# DATASET RECORDS:
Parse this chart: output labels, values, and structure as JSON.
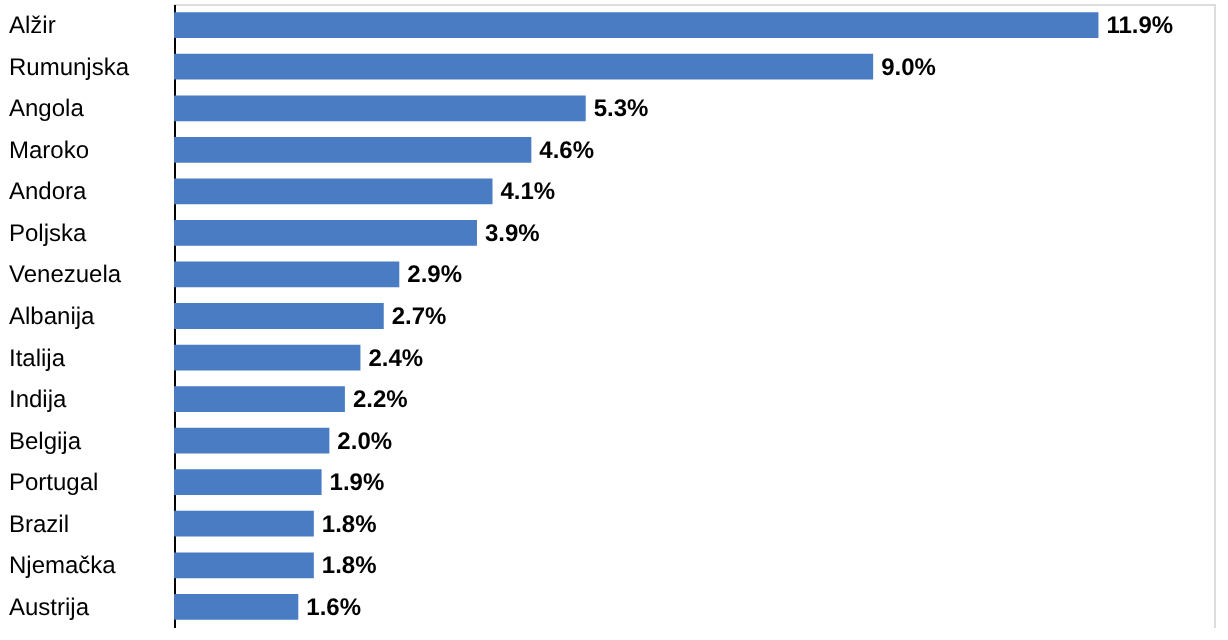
{
  "chart_data": {
    "type": "bar",
    "orientation": "horizontal",
    "categories": [
      "Alžir",
      "Rumunjska",
      "Angola",
      "Maroko",
      "Andora",
      "Poljska",
      "Venezuela",
      "Albanija",
      "Italija",
      "Indija",
      "Belgija",
      "Portugal",
      "Brazil",
      "Njemačka",
      "Austrija"
    ],
    "values": [
      11.9,
      9.0,
      5.3,
      4.6,
      4.1,
      3.9,
      2.9,
      2.7,
      2.4,
      2.2,
      2.0,
      1.9,
      1.8,
      1.8,
      1.6
    ],
    "value_labels": [
      "11.9%",
      "9.0%",
      "5.3%",
      "4.6%",
      "4.1%",
      "3.9%",
      "2.9%",
      "2.7%",
      "2.4%",
      "2.2%",
      "2.0%",
      "1.9%",
      "1.8%",
      "1.8%",
      "1.6%"
    ],
    "color": "#4a7cc4"
  }
}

# REQUIREMENT:
Every record above must be given again exactly; drop the pictures.

# FINAL RESULT:
Parse this chart: output labels, values, and structure as JSON.
{
  "chart_data": {
    "type": "bar",
    "orientation": "horizontal",
    "categories": [
      "Alžir",
      "Rumunjska",
      "Angola",
      "Maroko",
      "Andora",
      "Poljska",
      "Venezuela",
      "Albanija",
      "Italija",
      "Indija",
      "Belgija",
      "Portugal",
      "Brazil",
      "Njemačka",
      "Austrija"
    ],
    "values": [
      11.9,
      9.0,
      5.3,
      4.6,
      4.1,
      3.9,
      2.9,
      2.7,
      2.4,
      2.2,
      2.0,
      1.9,
      1.8,
      1.8,
      1.6
    ],
    "value_labels": [
      "11.9%",
      "9.0%",
      "5.3%",
      "4.6%",
      "4.1%",
      "3.9%",
      "2.9%",
      "2.7%",
      "2.4%",
      "2.2%",
      "2.0%",
      "1.9%",
      "1.8%",
      "1.8%",
      "1.6%"
    ],
    "color": "#4a7cc4"
  }
}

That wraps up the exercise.